▶ **Set problem**:
Transcribe exactly the stretch of lines beginning at the one containing "Enumerate this screenshot's" and closing with the last line of the entries below. Omit images.

▶ **Given data**:
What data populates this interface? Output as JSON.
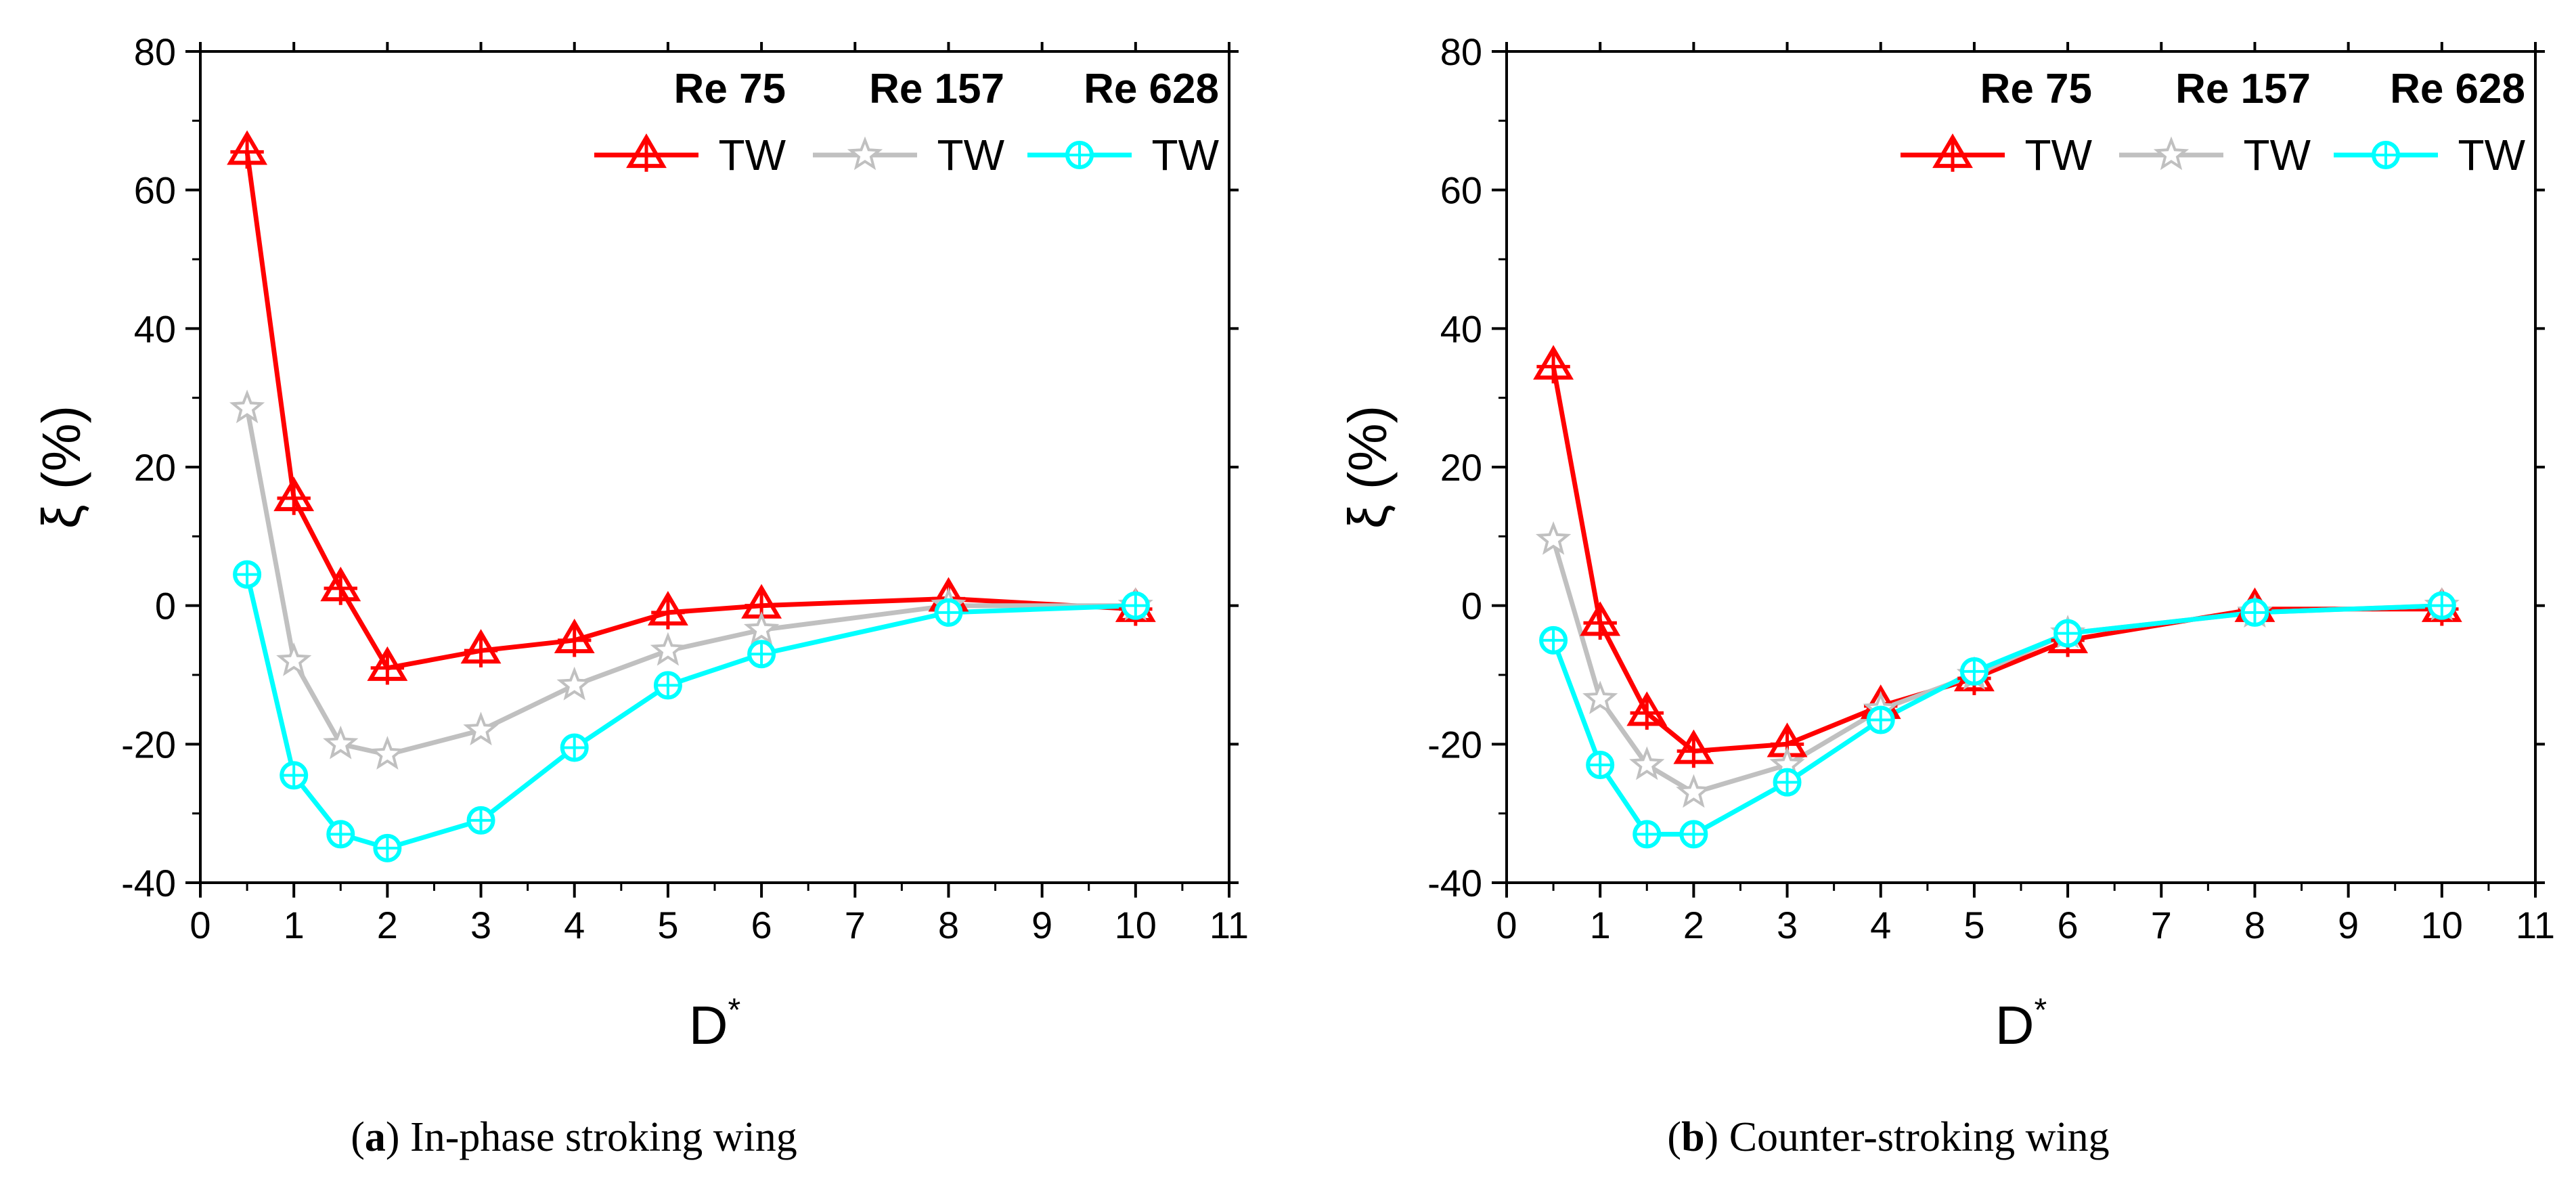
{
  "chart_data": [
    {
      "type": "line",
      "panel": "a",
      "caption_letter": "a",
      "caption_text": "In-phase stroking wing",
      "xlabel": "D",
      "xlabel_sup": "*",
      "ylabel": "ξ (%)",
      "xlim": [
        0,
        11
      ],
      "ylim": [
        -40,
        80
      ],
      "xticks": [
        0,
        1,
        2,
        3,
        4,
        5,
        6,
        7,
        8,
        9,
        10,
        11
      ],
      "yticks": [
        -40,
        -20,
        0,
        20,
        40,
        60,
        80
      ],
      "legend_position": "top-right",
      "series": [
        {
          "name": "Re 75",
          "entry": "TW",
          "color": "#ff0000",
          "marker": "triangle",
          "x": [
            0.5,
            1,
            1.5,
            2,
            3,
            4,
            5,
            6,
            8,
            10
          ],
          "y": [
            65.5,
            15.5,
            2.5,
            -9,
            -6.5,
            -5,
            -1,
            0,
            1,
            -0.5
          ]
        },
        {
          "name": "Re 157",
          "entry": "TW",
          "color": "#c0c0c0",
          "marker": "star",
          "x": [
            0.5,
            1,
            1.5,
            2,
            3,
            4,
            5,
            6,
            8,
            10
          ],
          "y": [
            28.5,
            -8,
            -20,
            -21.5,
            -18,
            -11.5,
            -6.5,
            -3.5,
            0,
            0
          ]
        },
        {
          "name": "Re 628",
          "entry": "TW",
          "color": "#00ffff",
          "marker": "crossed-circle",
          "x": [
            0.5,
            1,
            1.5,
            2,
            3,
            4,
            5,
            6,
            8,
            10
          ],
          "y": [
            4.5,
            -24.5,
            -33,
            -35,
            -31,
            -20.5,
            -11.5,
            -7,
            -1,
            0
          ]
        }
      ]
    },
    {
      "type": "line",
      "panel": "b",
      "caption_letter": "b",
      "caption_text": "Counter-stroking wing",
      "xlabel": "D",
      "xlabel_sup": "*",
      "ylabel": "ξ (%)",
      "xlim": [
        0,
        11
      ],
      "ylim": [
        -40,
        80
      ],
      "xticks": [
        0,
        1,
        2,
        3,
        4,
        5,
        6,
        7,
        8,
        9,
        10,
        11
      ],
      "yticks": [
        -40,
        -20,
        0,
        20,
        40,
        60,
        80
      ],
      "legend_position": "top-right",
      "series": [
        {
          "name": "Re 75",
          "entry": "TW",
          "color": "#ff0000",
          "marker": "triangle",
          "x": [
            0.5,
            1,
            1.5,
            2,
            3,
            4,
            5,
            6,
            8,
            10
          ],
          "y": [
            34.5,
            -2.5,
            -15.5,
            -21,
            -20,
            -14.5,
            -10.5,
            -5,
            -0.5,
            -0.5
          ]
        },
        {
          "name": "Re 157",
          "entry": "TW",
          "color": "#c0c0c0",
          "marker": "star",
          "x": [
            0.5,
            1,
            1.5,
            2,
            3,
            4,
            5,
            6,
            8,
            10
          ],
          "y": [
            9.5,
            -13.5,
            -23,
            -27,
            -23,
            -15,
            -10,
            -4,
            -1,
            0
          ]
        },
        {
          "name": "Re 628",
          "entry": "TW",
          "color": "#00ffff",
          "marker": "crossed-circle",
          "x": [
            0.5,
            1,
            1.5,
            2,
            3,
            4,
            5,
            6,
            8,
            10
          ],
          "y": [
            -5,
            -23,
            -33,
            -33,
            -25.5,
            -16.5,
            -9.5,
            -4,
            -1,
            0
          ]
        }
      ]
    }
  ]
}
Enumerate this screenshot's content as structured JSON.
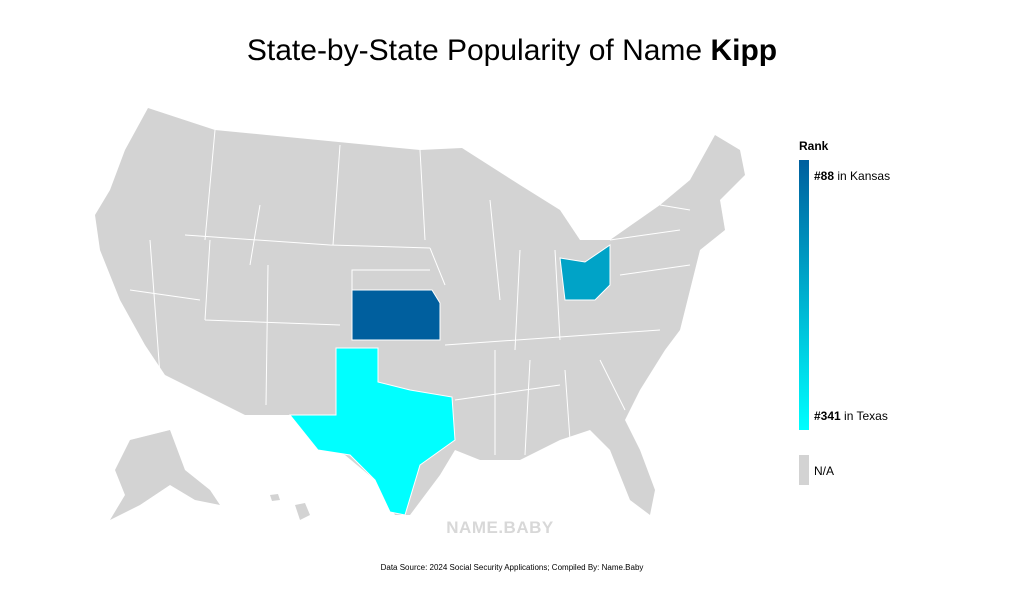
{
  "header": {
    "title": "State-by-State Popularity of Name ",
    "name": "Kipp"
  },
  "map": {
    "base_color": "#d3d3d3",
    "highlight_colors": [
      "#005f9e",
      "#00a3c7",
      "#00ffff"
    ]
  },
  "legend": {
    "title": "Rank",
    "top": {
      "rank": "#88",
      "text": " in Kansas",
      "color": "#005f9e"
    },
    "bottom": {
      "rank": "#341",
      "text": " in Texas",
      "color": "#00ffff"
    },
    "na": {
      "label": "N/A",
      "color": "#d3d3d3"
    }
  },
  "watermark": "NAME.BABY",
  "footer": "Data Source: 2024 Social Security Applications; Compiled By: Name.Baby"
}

▶ **Response**:
Enumerate this screenshot's content as structured JSON.
{
  "header": {
    "title": "State-by-State Popularity of Name ",
    "name": "Kipp"
  },
  "map": {
    "base_color": "#d3d3d3",
    "highlight_colors": [
      "#005f9e",
      "#00a3c7",
      "#00ffff"
    ]
  },
  "legend": {
    "title": "Rank",
    "top": {
      "rank": "#88",
      "text": " in Kansas",
      "color": "#005f9e"
    },
    "bottom": {
      "rank": "#341",
      "text": " in Texas",
      "color": "#00ffff"
    },
    "na": {
      "label": "N/A",
      "color": "#d3d3d3"
    }
  },
  "watermark": "NAME.BABY",
  "footer": "Data Source: 2024 Social Security Applications; Compiled By: Name.Baby"
}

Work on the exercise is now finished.